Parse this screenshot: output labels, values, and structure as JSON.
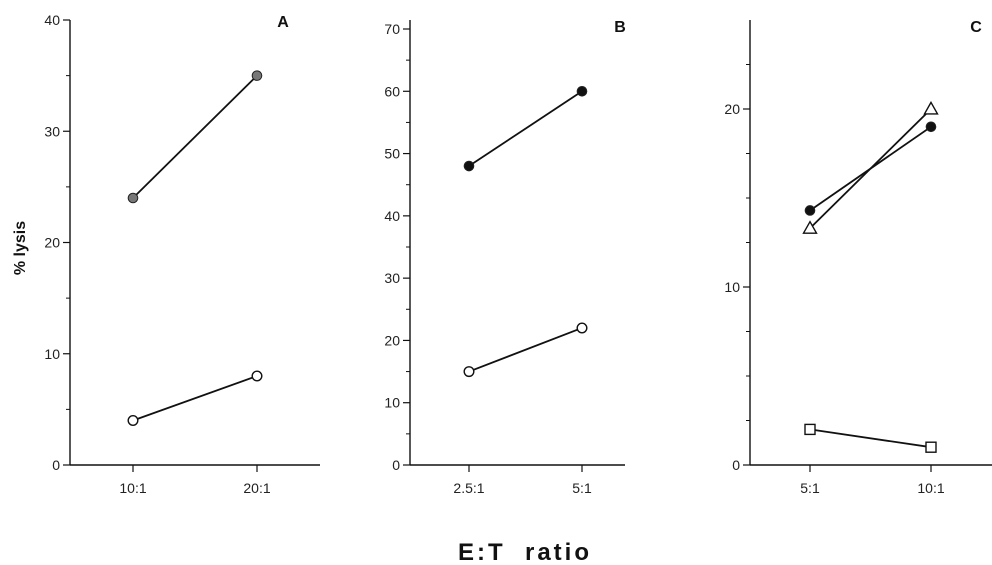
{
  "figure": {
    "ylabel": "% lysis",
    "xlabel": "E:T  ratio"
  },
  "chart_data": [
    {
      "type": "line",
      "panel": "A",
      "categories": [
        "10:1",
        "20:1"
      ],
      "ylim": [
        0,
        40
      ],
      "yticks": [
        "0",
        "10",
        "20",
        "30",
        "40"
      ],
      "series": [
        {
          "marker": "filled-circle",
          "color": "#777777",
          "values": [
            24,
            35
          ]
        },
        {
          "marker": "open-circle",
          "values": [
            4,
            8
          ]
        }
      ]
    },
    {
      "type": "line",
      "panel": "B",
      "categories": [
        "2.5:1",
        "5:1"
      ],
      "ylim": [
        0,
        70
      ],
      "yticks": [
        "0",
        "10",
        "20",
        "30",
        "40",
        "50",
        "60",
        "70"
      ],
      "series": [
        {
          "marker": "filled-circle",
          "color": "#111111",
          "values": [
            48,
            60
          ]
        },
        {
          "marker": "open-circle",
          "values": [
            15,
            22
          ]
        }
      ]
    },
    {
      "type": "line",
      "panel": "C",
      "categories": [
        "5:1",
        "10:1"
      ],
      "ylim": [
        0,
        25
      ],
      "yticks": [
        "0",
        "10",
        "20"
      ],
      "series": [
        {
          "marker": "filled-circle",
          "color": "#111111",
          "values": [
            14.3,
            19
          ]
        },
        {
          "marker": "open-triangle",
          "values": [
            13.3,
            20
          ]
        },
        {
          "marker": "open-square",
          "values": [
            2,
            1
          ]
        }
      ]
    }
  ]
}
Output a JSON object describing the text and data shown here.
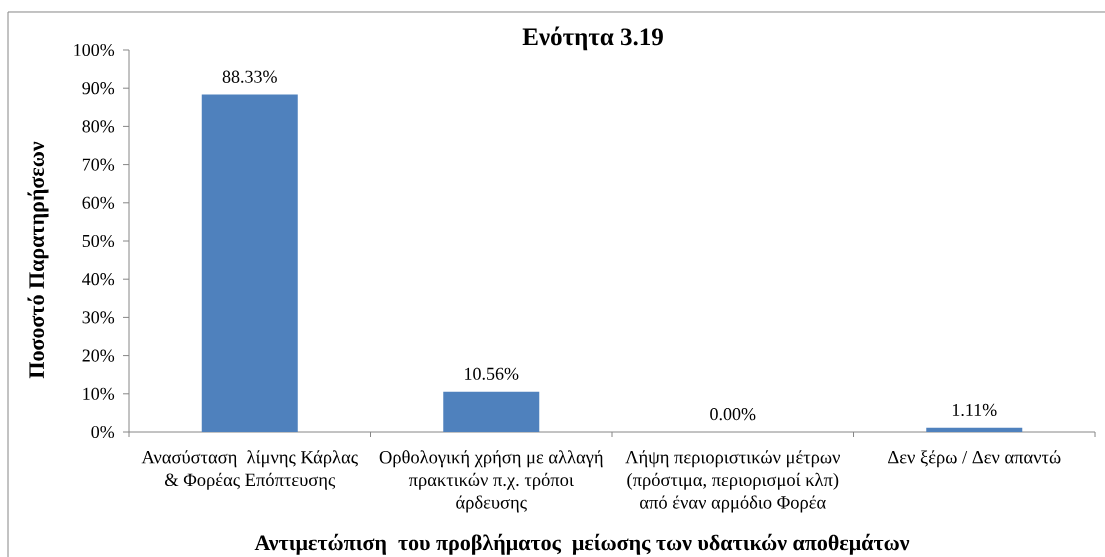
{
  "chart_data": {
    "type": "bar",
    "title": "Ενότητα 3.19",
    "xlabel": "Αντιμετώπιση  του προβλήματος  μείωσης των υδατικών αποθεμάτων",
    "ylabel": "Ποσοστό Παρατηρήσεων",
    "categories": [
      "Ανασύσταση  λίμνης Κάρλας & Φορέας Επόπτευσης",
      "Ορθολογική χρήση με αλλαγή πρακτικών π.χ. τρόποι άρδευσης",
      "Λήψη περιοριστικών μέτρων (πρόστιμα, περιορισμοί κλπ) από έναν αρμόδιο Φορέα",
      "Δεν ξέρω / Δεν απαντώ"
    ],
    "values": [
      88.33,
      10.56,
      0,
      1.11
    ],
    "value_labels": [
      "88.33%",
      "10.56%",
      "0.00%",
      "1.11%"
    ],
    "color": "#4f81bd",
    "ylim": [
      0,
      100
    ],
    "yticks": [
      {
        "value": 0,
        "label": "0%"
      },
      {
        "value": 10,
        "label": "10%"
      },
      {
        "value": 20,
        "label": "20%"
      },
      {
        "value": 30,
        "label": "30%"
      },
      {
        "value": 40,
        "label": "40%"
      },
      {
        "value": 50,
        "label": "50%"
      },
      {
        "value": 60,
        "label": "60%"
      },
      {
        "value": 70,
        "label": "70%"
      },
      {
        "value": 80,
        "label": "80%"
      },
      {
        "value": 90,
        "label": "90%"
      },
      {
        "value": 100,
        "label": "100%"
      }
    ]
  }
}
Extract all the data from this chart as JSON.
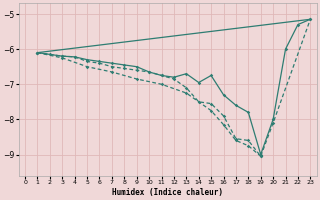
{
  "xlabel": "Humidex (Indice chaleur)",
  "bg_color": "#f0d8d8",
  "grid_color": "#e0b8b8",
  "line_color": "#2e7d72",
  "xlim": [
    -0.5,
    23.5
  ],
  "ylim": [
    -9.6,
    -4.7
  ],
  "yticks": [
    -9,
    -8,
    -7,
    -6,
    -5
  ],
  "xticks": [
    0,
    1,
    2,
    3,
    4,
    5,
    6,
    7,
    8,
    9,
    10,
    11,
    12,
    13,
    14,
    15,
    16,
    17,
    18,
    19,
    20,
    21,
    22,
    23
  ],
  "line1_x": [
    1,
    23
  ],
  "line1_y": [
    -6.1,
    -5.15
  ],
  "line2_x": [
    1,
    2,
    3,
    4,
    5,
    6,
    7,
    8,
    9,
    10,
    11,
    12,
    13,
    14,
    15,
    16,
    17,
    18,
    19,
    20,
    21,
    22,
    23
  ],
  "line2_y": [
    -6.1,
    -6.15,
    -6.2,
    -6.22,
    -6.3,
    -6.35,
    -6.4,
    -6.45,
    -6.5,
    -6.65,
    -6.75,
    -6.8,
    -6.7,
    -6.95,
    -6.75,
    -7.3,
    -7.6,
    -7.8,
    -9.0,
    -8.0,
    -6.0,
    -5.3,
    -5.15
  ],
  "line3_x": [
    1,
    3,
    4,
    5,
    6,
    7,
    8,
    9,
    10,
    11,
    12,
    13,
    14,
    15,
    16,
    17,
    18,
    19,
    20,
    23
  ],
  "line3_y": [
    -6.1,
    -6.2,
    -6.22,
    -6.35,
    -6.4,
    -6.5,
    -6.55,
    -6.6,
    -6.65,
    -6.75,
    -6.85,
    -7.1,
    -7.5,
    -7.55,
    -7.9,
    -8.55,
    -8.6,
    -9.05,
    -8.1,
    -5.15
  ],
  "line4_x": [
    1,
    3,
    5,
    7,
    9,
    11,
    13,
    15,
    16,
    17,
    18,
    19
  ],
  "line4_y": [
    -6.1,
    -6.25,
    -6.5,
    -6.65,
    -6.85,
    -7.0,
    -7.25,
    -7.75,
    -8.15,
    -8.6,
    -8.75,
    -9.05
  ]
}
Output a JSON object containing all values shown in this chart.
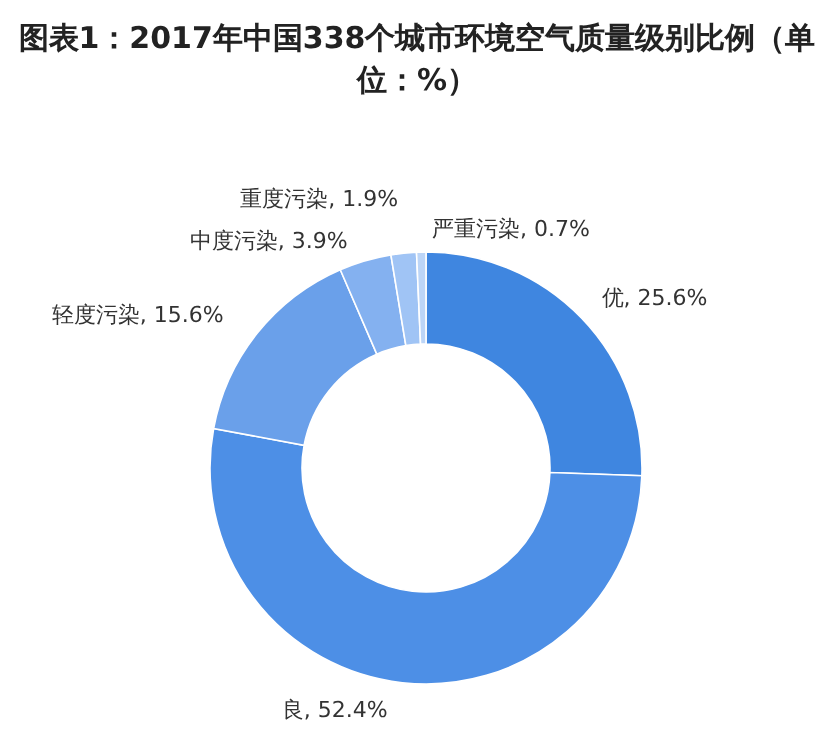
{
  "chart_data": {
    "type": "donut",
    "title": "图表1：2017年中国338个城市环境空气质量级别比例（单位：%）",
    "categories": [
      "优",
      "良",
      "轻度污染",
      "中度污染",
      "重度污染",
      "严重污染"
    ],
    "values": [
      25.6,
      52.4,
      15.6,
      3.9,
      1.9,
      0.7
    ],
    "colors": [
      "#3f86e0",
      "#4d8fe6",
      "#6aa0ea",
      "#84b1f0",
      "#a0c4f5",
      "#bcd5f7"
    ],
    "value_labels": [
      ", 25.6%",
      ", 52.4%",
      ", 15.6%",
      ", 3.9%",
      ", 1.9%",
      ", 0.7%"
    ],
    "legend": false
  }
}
□ □ □ □ □
> _Stated exercise_
Using the listing above, pull out all lines that hold the word "ylabel".

> _Answer in full_
    "ylabel": "% lysis",
    "ylabel": "Ποσοστό Παρατηρήσεων",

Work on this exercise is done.